#### [Task]
Go through the entries and transcribe each one exactly, dropping the pictures.

Start of Available data

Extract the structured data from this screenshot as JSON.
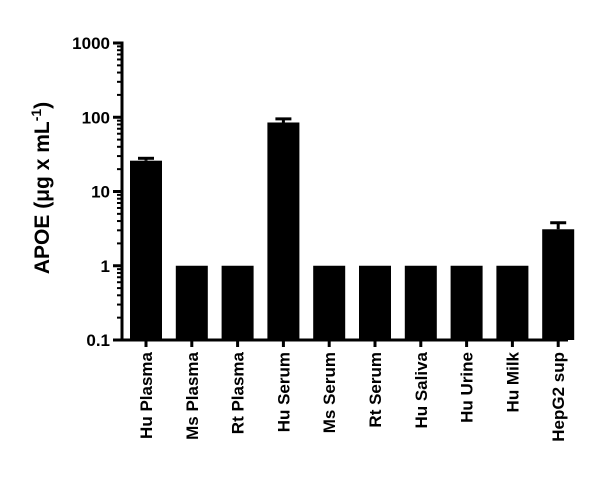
{
  "chart_data": {
    "type": "bar",
    "title": "",
    "xlabel": "",
    "ylabel": "APOE (μg x mL",
    "ylabel_superscript": "-1",
    "ylabel_close": ")",
    "yscale": "log",
    "ylim": [
      0.1,
      1000
    ],
    "yticks": [
      0.1,
      1,
      10,
      100,
      1000
    ],
    "ytick_labels": [
      "0.1",
      "1",
      "10",
      "100",
      "1000"
    ],
    "grid": false,
    "legend": "none",
    "bar_color": "#000000",
    "categories": [
      "Hu Plasma",
      "Ms Plasma",
      "Rt Plasma",
      "Hu Serum",
      "Ms Serum",
      "Rt Serum",
      "Hu Saliva",
      "Hu Urine",
      "Hu Milk",
      "HepG2 sup"
    ],
    "values": [
      26,
      1,
      1,
      85,
      1,
      1,
      1,
      1,
      1,
      3.1
    ],
    "error_upper": [
      28,
      1,
      1,
      95,
      1,
      1,
      1,
      1,
      1,
      3.8
    ]
  }
}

End of Available data

#### [Exercise answer]
Extract the structured data from this screenshot as JSON.
{
  "chart_data": {
    "type": "bar",
    "title": "",
    "xlabel": "",
    "ylabel": "APOE (μg x mL",
    "ylabel_superscript": "-1",
    "ylabel_close": ")",
    "yscale": "log",
    "ylim": [
      0.1,
      1000
    ],
    "yticks": [
      0.1,
      1,
      10,
      100,
      1000
    ],
    "ytick_labels": [
      "0.1",
      "1",
      "10",
      "100",
      "1000"
    ],
    "grid": false,
    "legend": "none",
    "bar_color": "#000000",
    "categories": [
      "Hu Plasma",
      "Ms Plasma",
      "Rt Plasma",
      "Hu Serum",
      "Ms Serum",
      "Rt Serum",
      "Hu Saliva",
      "Hu Urine",
      "Hu Milk",
      "HepG2 sup"
    ],
    "values": [
      26,
      1,
      1,
      85,
      1,
      1,
      1,
      1,
      1,
      3.1
    ],
    "error_upper": [
      28,
      1,
      1,
      95,
      1,
      1,
      1,
      1,
      1,
      3.8
    ]
  }
}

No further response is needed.